Goal:
Recast the records as a Markdown table with the columns Row and Line, starting with the line that contains "co2-annotation-arrow [651,221,729,246]" and going on through the line that contains "y-right-tick-label: 403 [1182,458,1210,477]", both included. Number the rows and leave out blank lines.

───── Data for this exercise ─────

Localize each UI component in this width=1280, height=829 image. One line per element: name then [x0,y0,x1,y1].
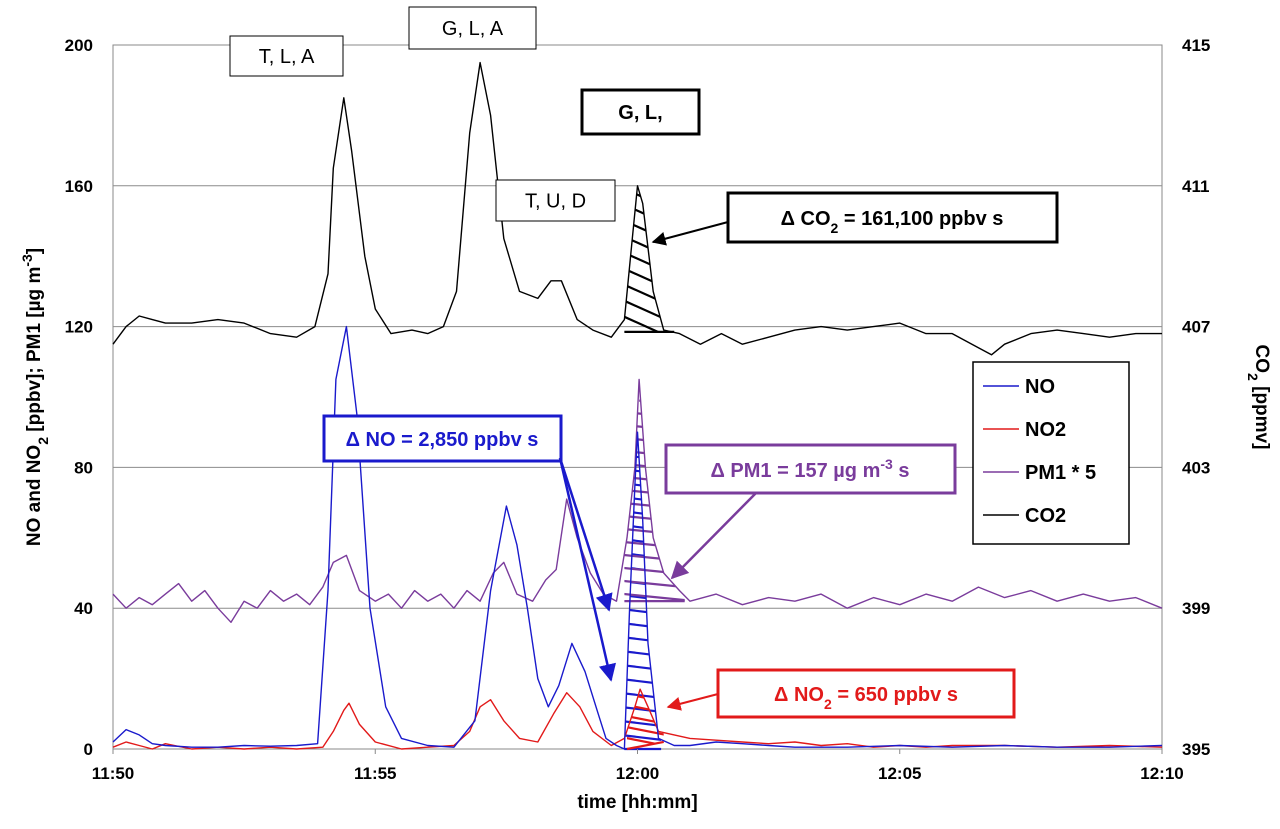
co2-annotation-arrow [651,221,729,246]
no2-area-hatch-line [627,714,664,748]
pm1-annotation-text-part: Δ PM1 = 157 µg m [711,460,881,482]
y-left-axis-title-part: [ppbv]; PM1 [µg m [24,267,45,437]
y-left-tick-label: 40 [74,599,93,618]
co2-area-hatch-line [624,240,675,320]
co2-annotation-box [726,191,1059,244]
annotations: Δ CO2 = 161,100 ppbv sΔ NO = 2,850 ppbv … [322,191,1059,719]
x-tick-label: 12:05 [878,764,921,783]
co2-area-hatch-line [624,288,675,333]
y-right-tick-label: 407 [1182,318,1210,337]
y-right-tick-label: 415 [1182,36,1210,55]
pm1-annotation-box [664,443,957,495]
no2-annotation-text-part: = 650 ppbv s [832,684,958,706]
x-axis-title: time [hh:mm] [577,792,697,813]
no-area-hatch-line [624,713,662,735]
event-label: T, L, A [259,46,315,68]
no2-annotation-text-part: Δ NO [774,684,824,706]
axes: 0 40 80 120 160 200 395 399 403 407 411 415 11:50 11:… [19,36,1272,813]
co2-annotation-text-part: 2 [831,220,839,236]
no-area-hatch-line [624,545,662,567]
event-label: T, U, D [525,191,586,213]
co2-annotation-text: Δ CO2 = 161,100 ppbv s [781,208,1004,236]
y-right-tick-label: 411 [1182,177,1209,196]
no2-area-hatch-line [627,703,664,737]
no-area-hatch-line [624,601,662,623]
y-left-axis-title-part: NO and NO [24,445,45,546]
no-area-hatch-line [624,629,662,651]
event-label: G, L, A [442,18,504,40]
legend-label: CO2 [1025,505,1066,527]
y-right-axis-title-part: [ppmv] [1251,381,1272,450]
pm1-annotation-text-part: s [893,460,910,482]
co2-annotation-text-part: Δ CO [781,208,831,230]
pm1-area-hatch-line [624,560,685,582]
x-tick-label: 11:50 [92,764,135,783]
x-tick-label: 11:55 [354,764,397,783]
y-right-tick-label: 403 [1182,458,1210,477]
pm1-area-hatch-line [624,573,685,595]
legend-label: NO [1025,376,1055,398]
no2-annotation-text: Δ NO2 = 650 ppbv s [774,684,958,712]
no-area-hatch-line [624,615,662,637]
y-right-axis-title-part: 2 [1245,373,1261,381]
y-right-tick-label: 399 [1182,599,1210,618]
pm1-area-hatch-line [624,547,685,569]
y-left-axis-title: NO and NO2 [ppbv]; PM1 [µg m-3] [19,248,51,546]
y-left-tick-label: 0 [84,740,93,759]
series-lines [112,61,1163,750]
no-area-hatch-line [624,587,662,609]
y-right-axis-title: CO2 [ppmv] [1245,345,1272,450]
no-area-hatch-line [624,643,662,665]
no2-annotation-box [716,668,1016,719]
no-area-hatch-line [624,699,662,721]
legend-box [972,361,1130,545]
no2-area-hatch-line [627,725,664,749]
y-left-tick-label: 200 [65,36,93,55]
no-area-hatch-line [624,727,662,749]
series-line-no [112,325,1163,750]
series-line-pm1-5 [112,378,1163,623]
event-label-box [408,6,537,50]
no2-area-hatch-line [627,692,664,726]
y-left-tick-label: 120 [65,318,93,337]
y-left-tick-label: 80 [74,458,93,477]
legend-label: NO2 [1025,419,1066,441]
no-annotation-arrow [558,457,613,612]
event-label-box [495,179,616,222]
pm1-annotation-arrow [670,492,757,580]
co2-area-hatch-line [624,256,675,333]
y-right-tick-label: 395 [1182,740,1210,759]
pm1-annotation-text: Δ PM1 = 157 µg m-3 s [711,456,910,482]
no2-annotation-text-part: 2 [824,696,832,712]
x-tick-label: 12:00 [616,764,659,783]
pm1-annotation-text-part: -3 [880,456,893,472]
no-annotation-box [322,414,563,463]
y-left-axis-title-part: -3 [19,254,35,267]
co2-annotation-text-part: = 161,100 ppbv s [838,208,1003,230]
no-area-hatch-line [624,657,662,679]
event-label-box [229,35,344,77]
pm1-area-hatch-line [624,586,685,602]
series-line-co2 [112,61,1162,356]
event-label: G, L, [618,102,662,124]
co2-area-hatch-line [624,272,675,333]
legend-label: PM1 * 5 [1025,462,1096,484]
no2-annotation-arrow [666,693,719,711]
y-left-axis-title-part: 2 [35,437,51,445]
no2-area-baseline [626,740,664,751]
y-left-tick-label: 160 [65,177,93,196]
no-area-hatch-line [624,531,662,553]
series-line-no2 [112,688,1163,750]
legend: NO NO2 PM1 * 5 CO2 [972,361,1130,545]
event-label-box [580,88,701,136]
y-left-axis-title-part: ] [24,248,45,254]
y-right-axis-title-part: CO [1251,345,1272,374]
pm1-area-hatch-line [624,534,685,556]
no-annotation-arrow [558,457,617,682]
no-annotation-text: Δ NO = 2,850 ppbv s [346,429,539,451]
x-tick-label: 12:10 [1140,764,1183,783]
event-labels: T, L, A G, L, A T, U, D G, L, [229,6,701,222]
no-area-hatch-line [624,671,662,693]
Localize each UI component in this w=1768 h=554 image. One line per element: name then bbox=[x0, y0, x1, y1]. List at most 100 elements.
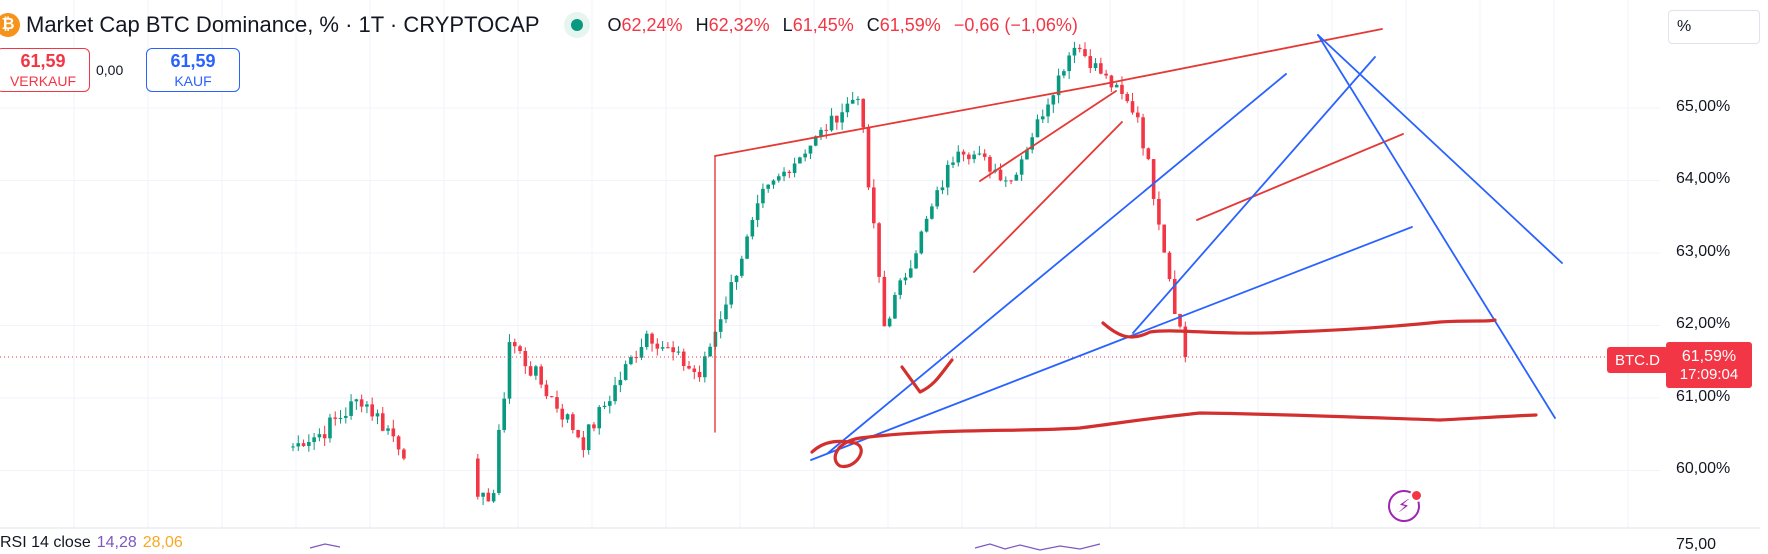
candle-body bbox=[565, 414, 570, 420]
scale-mode-toggle[interactable]: % bbox=[1668, 10, 1760, 44]
candle-body bbox=[386, 428, 390, 431]
candle-body bbox=[497, 429, 501, 494]
candle-body bbox=[296, 443, 301, 447]
candle-body bbox=[951, 162, 955, 165]
candle-body bbox=[660, 347, 665, 349]
candle-body bbox=[1146, 148, 1151, 160]
candle-body bbox=[613, 385, 617, 402]
rsi-line-fragment bbox=[309, 543, 341, 549]
candle-body bbox=[692, 368, 697, 372]
candle-body bbox=[1130, 101, 1135, 113]
candle-body bbox=[1109, 75, 1114, 88]
candle-body bbox=[1088, 56, 1093, 69]
candle-body bbox=[491, 493, 496, 502]
candle-body bbox=[745, 236, 749, 259]
candle-body bbox=[914, 253, 918, 269]
candle-body bbox=[333, 417, 338, 419]
candle-body bbox=[571, 414, 575, 431]
candle-body bbox=[354, 399, 359, 402]
candle-body bbox=[1046, 104, 1050, 117]
candle-body bbox=[972, 154, 976, 160]
market-status-icon[interactable] bbox=[563, 12, 590, 38]
candle-body bbox=[639, 347, 644, 358]
lightning-alert-icon[interactable]: ⚡ bbox=[1388, 490, 1420, 522]
candle-body bbox=[1014, 174, 1019, 181]
candle-body bbox=[1072, 47, 1077, 56]
candle-body bbox=[608, 401, 612, 406]
candle-body bbox=[1157, 198, 1161, 225]
candle-body bbox=[634, 357, 638, 359]
price-change: −0,66 (−1,06%) bbox=[953, 14, 1078, 35]
candle-body bbox=[291, 446, 295, 448]
candle-body bbox=[1051, 95, 1056, 105]
drawing-blue-line-3 bbox=[1132, 56, 1376, 334]
symbol-title[interactable]: Market Cap BTC Dominance, % · 1T · CRYPT… bbox=[26, 12, 540, 37]
candle-body bbox=[998, 169, 1003, 181]
candle-body bbox=[930, 206, 934, 219]
rsi-legend[interactable]: RSI 14 close 14,28 28,06 bbox=[0, 534, 183, 551]
candle-body bbox=[328, 417, 332, 439]
candle-body bbox=[1162, 224, 1166, 253]
candle-body bbox=[877, 223, 881, 277]
candle-body bbox=[1009, 180, 1013, 182]
candle-body bbox=[903, 277, 908, 281]
bar-countdown: 17:09:04 bbox=[1679, 365, 1739, 383]
candle-body bbox=[402, 449, 406, 459]
candle-body bbox=[528, 366, 533, 376]
candle-body bbox=[882, 276, 887, 327]
rsi-line-fragment-2 bbox=[974, 543, 1101, 551]
drawing-red-channel-upper bbox=[979, 90, 1117, 182]
candle-body bbox=[708, 346, 712, 357]
candle-body bbox=[835, 115, 839, 123]
candle-body bbox=[1151, 159, 1156, 199]
spread-value: 0,00 bbox=[96, 62, 124, 78]
candle-body bbox=[755, 203, 760, 221]
candle-body bbox=[893, 294, 897, 319]
candle-body bbox=[1114, 84, 1119, 88]
bitcoin-logo-icon: ₿ bbox=[0, 13, 20, 37]
candle-body bbox=[539, 366, 543, 385]
drawing-red-upper-trendline bbox=[714, 28, 1383, 157]
candle-body bbox=[307, 442, 311, 446]
candle-body bbox=[808, 145, 813, 154]
candle-body bbox=[734, 275, 739, 283]
price-axis-label: 61,00% bbox=[1676, 388, 1731, 405]
candle-body bbox=[850, 99, 855, 104]
candle-body bbox=[977, 153, 982, 155]
candle-body bbox=[935, 190, 939, 207]
candle-body bbox=[813, 136, 818, 146]
buy-button[interactable]: 61,59 KAUF bbox=[146, 48, 240, 92]
candle-body bbox=[967, 154, 971, 160]
candle-body bbox=[359, 399, 364, 407]
candle-body bbox=[1035, 119, 1040, 138]
candle-body bbox=[1056, 75, 1061, 96]
candle-body bbox=[771, 180, 776, 185]
candle-body bbox=[317, 434, 322, 438]
candle-body bbox=[666, 347, 670, 349]
candle-body bbox=[766, 184, 770, 189]
candle-body bbox=[560, 408, 565, 420]
price-axis-label: 62,00% bbox=[1676, 315, 1731, 332]
candle-body bbox=[555, 397, 559, 409]
candle-body bbox=[740, 258, 744, 276]
drawing-red-channel-lower bbox=[973, 121, 1123, 273]
sell-button[interactable]: 61,59 VERKAUF bbox=[0, 48, 90, 92]
drawing-red-freehand-support-2 bbox=[810, 411, 1538, 468]
candle-body bbox=[988, 156, 992, 172]
candle-body bbox=[1172, 279, 1177, 314]
candle-body bbox=[671, 347, 675, 353]
candle-body bbox=[982, 153, 987, 157]
candle-body bbox=[1141, 117, 1145, 149]
drawing-blue-line-5 bbox=[1317, 34, 1556, 419]
candle-body bbox=[375, 413, 380, 417]
candle-body bbox=[380, 413, 385, 431]
candle-body bbox=[523, 351, 528, 367]
symbol-price-tag: BTC.D bbox=[1607, 347, 1668, 373]
candle-body bbox=[502, 398, 506, 430]
candle-body bbox=[629, 357, 633, 365]
drawing-red-freehand-support-1 bbox=[1101, 318, 1497, 339]
price-axis-label: 64,00% bbox=[1676, 170, 1731, 187]
candle-body bbox=[581, 437, 586, 451]
candle-body bbox=[1083, 49, 1087, 57]
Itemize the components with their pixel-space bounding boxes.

─────

Response to the exercise:
| Row | Line |
|---|---|
| 1 | co2-annotation-arrow [651,221,729,246] |
| 2 | no2-area-hatch-line [627,714,664,748] |
| 3 | pm1-annotation-text-part: Δ PM1 = 157 µg m [711,460,881,482] |
| 4 | y-left-axis-title-part: [ppbv]; PM1 [µg m [24,267,45,437] |
| 5 | y-left-tick-label: 40 [74,599,93,618] |
| 6 | co2-area-hatch-line [624,240,675,320] |
| 7 | co2-annotation-box [726,191,1059,244] |
| 8 | annotations: Δ CO2 = 161,100 ppbv sΔ NO = 2,850 ppbv … [322,191,1059,719] |
| 9 | x-tick-label: 12:05 [878,764,921,783] |
| 10 | co2-area-hatch-line [624,288,675,333] |
| 11 | y-right-tick-label: 407 [1182,318,1210,337] |
| 12 | y-right-tick-label: 415 [1182,36,1210,55] |
| 13 | pm1-annotation-box [664,443,957,495] |
| 14 | no2-annotation-text-part: = 650 ppbv s [832,684,958,706] |
| 15 | x-axis-title: time [hh:mm] [577,792,697,813] |
| 16 | no-area-hatch-line [624,713,662,735] |
| 17 | event-label: T, L, A [259,46,315,68] |
| 18 | no2-annotation-text-part: Δ NO [774,684,824,706] |
| 19 | axes: 0 40 80 120 160 200 395 399 403 407 411 415 11:50 11:… [19,36,1272,813] |
| 20 | co2-annotation-text-part: 2 [831,220,839,236] |
| 21 | no-area-hatch-line [624,545,662,567] |
| 22 | event-label: T, U, D [525,191,586,213] |
| 23 | co2-annotation-text: Δ CO2 = 161,100 ppbv s [781,208,1004,236] |
| 24 | y-right-tick-label: 411 [1182,177,1209,196] |
| 25 | no2-area-hatch-line [627,703,664,737] |
| 26 | no-area-hatch-line [624,601,662,623] |
| 27 | y-left-axis-title-part: NO and NO [24,445,45,546] |
| 28 | no-area-hatch-line [624,629,662,651] |
| 29 | event-label: G, L, A [442,18,504,40] |
| 30 | legend-label: CO2 [1025,505,1066,527] |
| 31 | y-right-axis-title-part: [ppmv] [1251,381,1272,450] |
| 32 | pm1-annotation-text-part: s [893,460,910,482] |
| 33 | co2-annotation-text-part: Δ CO [781,208,831,230] |
| 34 | pm1-area-hatch-line [624,560,685,582] |
| 35 | x-tick-label: 11:50 [92,764,135,783] |
| 36 | x-tick-label: 11:55 [354,764,397,783] |
| 37 | y-right-tick-label: 403 [1182,458,1210,477] |